Task requirements: Extract each line bearing the word "name".

Supplied material:
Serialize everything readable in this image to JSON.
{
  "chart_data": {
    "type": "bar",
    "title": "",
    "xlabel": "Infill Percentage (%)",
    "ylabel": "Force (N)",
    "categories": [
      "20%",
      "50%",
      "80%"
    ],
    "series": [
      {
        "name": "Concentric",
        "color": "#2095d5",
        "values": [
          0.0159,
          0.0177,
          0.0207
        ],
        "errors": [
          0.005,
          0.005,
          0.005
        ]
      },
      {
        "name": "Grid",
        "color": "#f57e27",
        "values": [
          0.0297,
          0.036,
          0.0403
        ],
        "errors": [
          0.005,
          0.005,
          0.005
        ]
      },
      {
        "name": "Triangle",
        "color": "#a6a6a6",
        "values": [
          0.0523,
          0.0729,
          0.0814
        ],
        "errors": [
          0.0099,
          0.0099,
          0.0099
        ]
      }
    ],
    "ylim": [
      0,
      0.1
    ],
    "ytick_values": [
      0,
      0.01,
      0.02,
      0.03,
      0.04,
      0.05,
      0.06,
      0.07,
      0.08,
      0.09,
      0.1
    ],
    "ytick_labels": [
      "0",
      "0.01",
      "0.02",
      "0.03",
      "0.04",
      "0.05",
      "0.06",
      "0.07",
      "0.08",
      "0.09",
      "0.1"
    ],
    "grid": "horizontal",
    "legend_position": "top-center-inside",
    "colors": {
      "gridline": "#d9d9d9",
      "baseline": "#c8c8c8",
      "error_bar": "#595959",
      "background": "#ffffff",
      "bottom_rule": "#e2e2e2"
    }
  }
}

==

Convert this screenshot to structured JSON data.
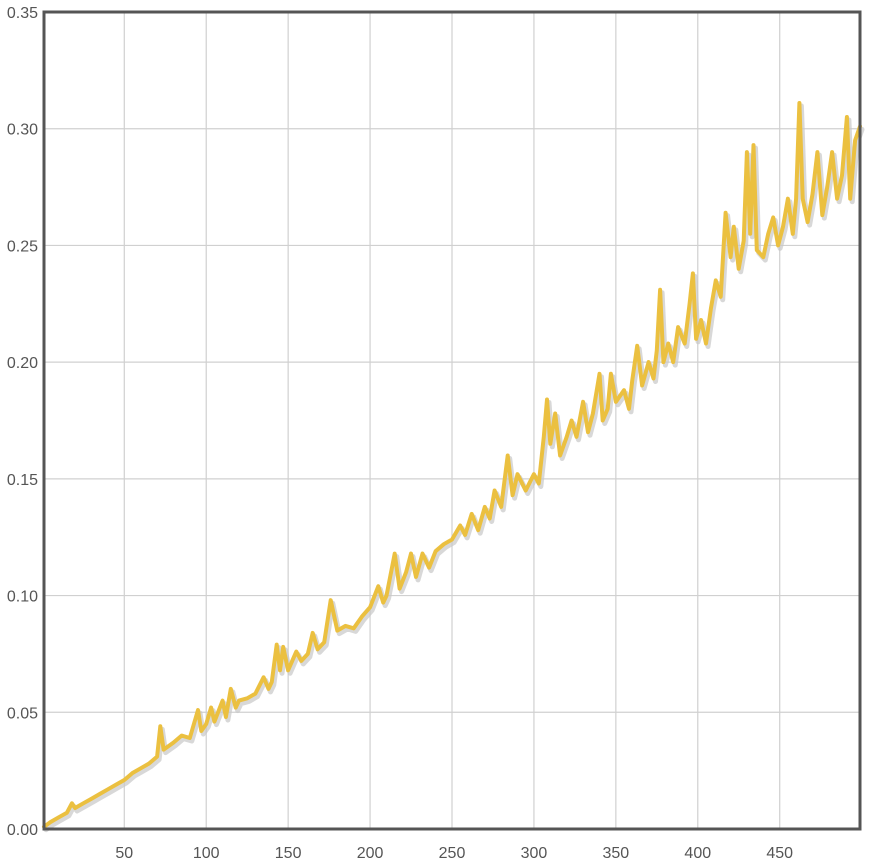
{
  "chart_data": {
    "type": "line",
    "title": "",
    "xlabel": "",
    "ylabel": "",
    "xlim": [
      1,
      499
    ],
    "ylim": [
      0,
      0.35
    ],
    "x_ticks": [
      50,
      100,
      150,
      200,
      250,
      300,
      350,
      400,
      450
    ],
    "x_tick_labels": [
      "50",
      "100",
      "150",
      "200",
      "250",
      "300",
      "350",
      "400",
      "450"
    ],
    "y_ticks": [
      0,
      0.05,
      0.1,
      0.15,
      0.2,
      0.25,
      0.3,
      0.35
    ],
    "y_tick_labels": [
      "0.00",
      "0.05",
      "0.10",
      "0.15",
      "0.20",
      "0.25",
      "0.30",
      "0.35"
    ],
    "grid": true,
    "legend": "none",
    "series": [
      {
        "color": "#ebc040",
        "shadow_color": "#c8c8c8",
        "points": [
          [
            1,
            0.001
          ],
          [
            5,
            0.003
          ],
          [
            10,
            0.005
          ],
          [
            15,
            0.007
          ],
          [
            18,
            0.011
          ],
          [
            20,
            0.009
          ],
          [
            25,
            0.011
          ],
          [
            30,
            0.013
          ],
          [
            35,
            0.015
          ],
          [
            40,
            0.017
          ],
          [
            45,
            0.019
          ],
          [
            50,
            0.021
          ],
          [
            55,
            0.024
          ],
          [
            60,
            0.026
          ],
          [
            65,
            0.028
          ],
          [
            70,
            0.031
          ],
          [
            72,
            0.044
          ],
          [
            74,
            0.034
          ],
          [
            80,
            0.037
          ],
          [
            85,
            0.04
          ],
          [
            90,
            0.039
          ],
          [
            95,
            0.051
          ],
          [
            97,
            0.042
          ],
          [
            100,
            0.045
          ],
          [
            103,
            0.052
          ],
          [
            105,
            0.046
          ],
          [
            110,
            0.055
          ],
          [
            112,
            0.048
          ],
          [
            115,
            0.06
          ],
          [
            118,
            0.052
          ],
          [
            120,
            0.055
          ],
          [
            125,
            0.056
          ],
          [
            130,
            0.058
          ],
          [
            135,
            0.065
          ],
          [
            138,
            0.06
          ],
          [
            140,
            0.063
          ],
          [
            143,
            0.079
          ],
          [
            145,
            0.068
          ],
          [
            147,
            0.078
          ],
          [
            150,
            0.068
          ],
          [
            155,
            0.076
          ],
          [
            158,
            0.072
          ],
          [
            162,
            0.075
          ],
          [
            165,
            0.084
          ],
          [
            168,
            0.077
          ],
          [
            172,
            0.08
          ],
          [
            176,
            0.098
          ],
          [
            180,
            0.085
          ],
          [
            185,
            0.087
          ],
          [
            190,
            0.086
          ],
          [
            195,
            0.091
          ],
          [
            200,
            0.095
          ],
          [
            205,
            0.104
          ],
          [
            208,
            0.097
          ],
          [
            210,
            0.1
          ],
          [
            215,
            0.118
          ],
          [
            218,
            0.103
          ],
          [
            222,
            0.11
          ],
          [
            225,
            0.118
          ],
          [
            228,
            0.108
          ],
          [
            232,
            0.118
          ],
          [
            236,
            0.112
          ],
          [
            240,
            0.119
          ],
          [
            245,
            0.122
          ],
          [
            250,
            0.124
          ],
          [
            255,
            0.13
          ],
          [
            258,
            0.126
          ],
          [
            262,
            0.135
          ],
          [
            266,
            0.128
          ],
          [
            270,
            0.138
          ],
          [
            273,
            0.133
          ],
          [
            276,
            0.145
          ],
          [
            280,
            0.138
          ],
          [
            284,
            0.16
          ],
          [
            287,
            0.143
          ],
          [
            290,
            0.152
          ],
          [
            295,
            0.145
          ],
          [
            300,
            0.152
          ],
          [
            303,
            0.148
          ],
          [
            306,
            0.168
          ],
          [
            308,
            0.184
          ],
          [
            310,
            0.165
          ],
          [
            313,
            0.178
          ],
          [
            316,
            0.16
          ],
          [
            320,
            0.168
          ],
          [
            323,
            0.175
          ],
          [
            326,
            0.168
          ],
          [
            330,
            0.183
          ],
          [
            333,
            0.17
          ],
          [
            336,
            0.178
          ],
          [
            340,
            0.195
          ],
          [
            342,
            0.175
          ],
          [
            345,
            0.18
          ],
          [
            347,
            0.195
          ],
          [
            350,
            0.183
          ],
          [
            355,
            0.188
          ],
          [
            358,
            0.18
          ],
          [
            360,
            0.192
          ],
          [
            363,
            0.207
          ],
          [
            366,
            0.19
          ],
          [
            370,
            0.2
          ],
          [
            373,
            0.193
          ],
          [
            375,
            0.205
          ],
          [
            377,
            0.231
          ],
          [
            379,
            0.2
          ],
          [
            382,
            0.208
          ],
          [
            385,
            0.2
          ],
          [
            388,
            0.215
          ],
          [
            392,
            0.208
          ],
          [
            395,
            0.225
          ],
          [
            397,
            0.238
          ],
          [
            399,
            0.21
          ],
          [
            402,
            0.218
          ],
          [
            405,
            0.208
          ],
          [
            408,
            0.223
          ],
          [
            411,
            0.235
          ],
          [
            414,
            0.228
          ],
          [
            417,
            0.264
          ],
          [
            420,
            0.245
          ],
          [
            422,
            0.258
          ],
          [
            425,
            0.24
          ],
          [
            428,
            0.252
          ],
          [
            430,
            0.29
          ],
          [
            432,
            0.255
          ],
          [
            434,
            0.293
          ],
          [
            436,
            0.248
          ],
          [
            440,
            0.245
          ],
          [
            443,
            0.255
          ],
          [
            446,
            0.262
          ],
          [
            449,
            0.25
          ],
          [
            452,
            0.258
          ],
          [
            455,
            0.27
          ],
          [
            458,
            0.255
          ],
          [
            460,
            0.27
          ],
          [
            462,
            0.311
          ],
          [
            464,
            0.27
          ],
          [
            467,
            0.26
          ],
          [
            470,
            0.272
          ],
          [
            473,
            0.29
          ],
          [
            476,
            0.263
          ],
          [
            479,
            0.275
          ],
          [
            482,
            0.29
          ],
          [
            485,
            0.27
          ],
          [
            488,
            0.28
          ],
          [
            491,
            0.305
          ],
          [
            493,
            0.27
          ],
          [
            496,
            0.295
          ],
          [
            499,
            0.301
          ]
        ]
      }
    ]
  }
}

---

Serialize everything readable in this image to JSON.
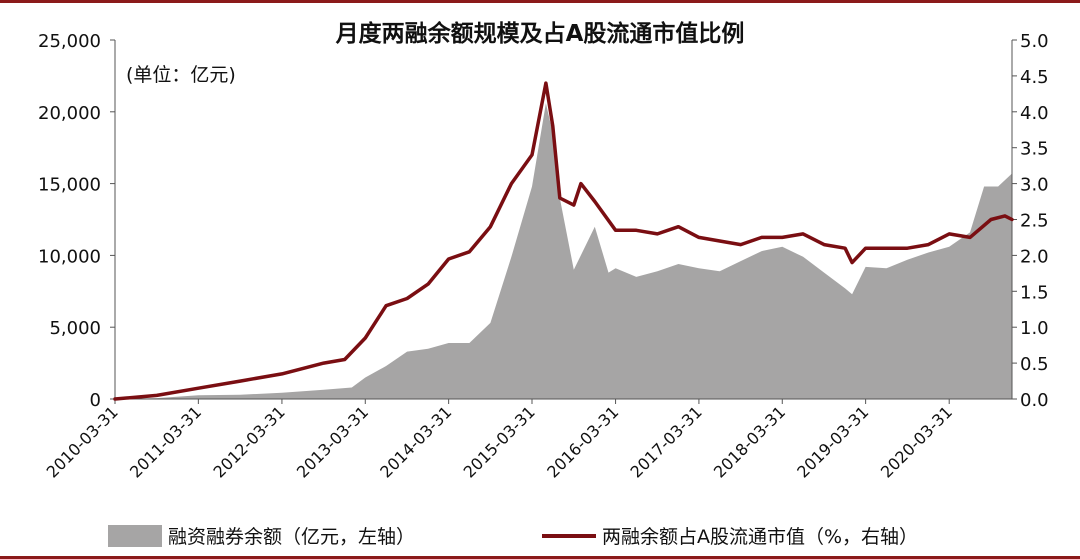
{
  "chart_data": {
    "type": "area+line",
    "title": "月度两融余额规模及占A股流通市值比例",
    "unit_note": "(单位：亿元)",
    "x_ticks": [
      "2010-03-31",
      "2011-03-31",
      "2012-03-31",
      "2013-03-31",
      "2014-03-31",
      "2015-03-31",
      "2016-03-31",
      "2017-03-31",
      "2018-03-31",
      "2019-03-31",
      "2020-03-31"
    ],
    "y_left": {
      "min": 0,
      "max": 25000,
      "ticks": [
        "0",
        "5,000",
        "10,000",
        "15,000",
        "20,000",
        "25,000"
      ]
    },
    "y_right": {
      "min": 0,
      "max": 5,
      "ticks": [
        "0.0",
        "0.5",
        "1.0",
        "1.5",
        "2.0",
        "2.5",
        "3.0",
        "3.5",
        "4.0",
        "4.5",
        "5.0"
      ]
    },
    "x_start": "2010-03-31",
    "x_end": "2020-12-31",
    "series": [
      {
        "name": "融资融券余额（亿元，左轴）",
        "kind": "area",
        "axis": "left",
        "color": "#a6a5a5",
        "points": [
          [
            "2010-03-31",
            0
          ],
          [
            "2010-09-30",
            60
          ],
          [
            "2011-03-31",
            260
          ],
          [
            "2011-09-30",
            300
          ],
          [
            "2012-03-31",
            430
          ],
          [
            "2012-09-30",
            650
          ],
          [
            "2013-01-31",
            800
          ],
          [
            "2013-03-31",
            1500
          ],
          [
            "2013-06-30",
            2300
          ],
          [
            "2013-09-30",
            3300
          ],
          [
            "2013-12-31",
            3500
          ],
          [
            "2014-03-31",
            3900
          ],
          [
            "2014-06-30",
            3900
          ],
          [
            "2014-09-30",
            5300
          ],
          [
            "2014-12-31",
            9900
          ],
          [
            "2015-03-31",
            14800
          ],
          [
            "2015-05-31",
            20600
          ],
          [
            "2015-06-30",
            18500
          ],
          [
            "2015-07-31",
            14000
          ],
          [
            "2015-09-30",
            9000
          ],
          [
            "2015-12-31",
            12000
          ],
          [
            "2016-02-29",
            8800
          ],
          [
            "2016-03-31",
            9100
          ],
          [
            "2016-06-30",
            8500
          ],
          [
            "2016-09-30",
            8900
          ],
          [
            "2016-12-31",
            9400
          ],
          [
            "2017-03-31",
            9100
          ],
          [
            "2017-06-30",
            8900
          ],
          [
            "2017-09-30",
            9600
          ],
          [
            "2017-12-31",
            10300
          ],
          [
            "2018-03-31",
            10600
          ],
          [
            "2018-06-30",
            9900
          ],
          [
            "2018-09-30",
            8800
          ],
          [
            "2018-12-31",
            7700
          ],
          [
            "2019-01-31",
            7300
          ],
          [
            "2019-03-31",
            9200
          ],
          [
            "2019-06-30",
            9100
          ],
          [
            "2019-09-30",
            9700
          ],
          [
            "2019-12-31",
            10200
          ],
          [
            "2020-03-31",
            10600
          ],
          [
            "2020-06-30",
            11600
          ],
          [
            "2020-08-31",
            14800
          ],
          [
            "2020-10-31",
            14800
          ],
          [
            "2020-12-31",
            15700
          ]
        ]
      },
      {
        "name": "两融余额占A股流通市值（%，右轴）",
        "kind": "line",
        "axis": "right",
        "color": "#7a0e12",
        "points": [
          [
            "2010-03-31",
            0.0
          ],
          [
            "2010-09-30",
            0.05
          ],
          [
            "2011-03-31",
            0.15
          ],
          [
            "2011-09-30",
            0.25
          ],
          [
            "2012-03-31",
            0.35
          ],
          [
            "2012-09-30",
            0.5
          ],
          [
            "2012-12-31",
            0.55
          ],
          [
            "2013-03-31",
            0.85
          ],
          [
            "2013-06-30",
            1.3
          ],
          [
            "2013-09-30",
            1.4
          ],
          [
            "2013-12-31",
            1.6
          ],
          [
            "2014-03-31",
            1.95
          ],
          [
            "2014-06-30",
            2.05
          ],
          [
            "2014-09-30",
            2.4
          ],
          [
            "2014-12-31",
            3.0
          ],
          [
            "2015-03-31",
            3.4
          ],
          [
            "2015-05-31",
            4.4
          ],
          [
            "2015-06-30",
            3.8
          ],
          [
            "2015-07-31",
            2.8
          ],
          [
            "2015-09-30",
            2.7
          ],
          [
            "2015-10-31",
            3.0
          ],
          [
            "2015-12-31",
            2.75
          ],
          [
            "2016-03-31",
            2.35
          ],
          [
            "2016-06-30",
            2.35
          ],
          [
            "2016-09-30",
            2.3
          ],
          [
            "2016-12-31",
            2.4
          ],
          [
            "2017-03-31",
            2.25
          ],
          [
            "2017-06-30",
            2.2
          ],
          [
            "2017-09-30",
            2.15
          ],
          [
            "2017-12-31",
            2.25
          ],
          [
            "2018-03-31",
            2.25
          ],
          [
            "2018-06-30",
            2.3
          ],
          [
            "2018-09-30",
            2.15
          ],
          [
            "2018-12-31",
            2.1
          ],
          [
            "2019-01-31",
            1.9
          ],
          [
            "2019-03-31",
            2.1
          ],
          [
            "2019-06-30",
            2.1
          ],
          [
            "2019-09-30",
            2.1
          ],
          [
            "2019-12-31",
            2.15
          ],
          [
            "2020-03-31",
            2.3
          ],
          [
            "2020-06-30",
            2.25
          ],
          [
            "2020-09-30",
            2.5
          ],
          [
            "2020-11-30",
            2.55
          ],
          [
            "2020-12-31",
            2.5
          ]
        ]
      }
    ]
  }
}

Solution to the problem:
        "name": "Concentric",
        "name": "Grid",
        "name": "Triangle",
        "name": "融资融券余额（亿元，左轴）",
        "name": "两融余额占A股流通市值（%，右轴）",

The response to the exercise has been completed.